Copy each line holding the string "millions".
****
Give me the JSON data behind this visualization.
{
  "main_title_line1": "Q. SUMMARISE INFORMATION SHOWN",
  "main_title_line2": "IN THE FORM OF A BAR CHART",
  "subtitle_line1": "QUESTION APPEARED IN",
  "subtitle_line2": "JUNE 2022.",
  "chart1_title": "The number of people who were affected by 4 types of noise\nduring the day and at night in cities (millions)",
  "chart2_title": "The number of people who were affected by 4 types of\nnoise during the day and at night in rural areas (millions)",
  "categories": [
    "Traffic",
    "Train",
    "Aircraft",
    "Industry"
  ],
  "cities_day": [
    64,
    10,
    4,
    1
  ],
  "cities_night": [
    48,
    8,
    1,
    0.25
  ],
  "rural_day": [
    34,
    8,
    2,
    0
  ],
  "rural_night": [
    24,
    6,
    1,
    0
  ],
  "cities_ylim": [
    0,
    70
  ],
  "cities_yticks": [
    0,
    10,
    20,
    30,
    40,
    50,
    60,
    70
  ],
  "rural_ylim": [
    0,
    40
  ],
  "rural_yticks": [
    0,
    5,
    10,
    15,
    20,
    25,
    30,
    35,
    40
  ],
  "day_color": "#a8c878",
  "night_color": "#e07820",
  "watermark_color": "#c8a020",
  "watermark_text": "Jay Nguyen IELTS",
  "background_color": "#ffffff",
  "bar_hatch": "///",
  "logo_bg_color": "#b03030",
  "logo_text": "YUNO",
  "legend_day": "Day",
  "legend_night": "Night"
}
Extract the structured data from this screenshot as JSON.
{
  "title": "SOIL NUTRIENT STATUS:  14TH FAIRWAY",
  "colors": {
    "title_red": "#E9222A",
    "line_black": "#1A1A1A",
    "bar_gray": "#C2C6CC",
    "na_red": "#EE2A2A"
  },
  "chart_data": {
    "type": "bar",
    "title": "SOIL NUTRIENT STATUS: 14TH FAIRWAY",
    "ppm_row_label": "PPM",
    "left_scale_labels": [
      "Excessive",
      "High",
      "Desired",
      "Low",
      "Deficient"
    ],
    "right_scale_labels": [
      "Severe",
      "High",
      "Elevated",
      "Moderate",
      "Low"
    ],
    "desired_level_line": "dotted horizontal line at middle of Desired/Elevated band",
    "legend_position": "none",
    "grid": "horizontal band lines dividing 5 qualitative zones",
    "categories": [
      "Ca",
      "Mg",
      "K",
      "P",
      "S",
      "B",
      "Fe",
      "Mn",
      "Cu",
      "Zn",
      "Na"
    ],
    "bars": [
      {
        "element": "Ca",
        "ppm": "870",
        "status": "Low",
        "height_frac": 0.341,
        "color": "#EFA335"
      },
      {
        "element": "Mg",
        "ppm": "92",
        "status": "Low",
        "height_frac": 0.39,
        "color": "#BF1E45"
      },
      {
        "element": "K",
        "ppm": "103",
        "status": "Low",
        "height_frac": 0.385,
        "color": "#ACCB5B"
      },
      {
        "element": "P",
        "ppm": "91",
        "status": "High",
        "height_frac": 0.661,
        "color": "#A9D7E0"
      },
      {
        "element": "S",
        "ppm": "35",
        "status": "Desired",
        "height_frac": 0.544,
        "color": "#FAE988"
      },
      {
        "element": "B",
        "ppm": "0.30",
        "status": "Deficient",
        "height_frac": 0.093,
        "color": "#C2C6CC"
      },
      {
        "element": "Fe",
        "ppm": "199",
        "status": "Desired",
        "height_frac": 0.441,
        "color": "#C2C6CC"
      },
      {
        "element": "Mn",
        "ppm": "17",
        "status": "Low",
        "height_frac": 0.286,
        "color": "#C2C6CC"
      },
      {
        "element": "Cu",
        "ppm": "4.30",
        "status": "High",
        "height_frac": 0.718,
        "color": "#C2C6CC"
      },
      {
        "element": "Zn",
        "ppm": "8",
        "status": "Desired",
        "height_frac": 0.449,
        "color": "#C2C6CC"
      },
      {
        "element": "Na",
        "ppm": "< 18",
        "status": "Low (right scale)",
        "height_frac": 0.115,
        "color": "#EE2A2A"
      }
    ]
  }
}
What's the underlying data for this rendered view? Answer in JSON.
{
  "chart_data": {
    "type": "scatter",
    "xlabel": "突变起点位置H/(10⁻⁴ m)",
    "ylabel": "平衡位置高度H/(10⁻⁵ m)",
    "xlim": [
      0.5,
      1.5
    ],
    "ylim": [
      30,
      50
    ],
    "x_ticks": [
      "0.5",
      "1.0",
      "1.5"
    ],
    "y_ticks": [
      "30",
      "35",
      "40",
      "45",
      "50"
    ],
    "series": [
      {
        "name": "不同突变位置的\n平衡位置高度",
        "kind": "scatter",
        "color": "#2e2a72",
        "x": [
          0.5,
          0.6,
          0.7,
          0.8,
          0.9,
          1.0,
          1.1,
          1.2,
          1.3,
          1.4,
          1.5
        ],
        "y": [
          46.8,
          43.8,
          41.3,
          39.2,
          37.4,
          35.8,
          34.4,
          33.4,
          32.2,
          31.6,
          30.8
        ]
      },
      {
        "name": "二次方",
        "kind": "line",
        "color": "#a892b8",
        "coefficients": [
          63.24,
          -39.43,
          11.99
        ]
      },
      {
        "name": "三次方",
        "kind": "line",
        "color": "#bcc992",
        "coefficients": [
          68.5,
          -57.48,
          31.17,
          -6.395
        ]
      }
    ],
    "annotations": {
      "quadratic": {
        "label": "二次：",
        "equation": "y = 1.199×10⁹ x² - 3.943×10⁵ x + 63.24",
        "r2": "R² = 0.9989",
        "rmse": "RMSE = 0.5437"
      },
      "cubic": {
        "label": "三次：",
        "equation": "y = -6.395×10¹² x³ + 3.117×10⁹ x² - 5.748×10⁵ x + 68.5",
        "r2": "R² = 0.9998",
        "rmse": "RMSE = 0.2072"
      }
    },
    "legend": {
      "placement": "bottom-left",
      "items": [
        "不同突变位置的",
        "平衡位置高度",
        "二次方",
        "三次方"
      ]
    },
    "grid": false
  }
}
****
#### The completed task
  "chart1_title": "The number of people who were affected by 4 types of noise\nduring the day and at night in cities (millions)",
  "chart2_title": "The number of people who were affected by 4 types of\nnoise during the day and at night in rural areas (millions)",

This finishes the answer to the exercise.